▸ THE TASK: Copy out, from the entries below, each line holding the string "parents".

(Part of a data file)
_ _ _ _

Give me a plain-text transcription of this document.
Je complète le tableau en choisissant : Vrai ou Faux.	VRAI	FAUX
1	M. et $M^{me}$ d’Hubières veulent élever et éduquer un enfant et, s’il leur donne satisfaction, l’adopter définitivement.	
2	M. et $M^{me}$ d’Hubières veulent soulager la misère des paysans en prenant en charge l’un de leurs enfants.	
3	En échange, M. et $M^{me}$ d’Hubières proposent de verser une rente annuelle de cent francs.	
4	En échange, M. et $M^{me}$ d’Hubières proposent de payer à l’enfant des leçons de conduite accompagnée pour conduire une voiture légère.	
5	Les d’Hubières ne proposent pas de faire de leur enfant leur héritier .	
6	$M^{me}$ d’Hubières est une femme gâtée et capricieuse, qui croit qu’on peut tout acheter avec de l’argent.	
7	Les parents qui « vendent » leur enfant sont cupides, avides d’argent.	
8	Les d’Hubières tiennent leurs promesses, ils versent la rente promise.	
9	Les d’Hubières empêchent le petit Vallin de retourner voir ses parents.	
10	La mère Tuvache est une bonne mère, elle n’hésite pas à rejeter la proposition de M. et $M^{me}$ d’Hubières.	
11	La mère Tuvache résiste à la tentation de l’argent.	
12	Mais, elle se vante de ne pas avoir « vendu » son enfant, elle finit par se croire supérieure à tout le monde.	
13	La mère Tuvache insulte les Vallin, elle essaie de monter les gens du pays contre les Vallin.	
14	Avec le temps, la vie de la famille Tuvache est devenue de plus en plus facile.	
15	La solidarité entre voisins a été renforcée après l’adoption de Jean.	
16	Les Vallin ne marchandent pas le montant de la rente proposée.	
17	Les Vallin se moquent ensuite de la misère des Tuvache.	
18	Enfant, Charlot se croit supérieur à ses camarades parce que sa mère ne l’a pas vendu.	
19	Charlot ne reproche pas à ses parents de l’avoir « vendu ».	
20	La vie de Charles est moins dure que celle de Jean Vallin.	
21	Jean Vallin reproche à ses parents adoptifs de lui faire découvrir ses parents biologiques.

_ _ _ _

▸ FULL SOLUTION:
7	Les parents qui « vendent » leur enfant sont cupides, avides d’argent.	
9	Les d’Hubières empêchent le petit Vallin de retourner voir ses parents.	
19	Charlot ne reproche pas à ses parents de l’avoir « vendu ».	
21	Jean Vallin reproche à ses parents adoptifs de lui faire découvrir ses parents biologiques.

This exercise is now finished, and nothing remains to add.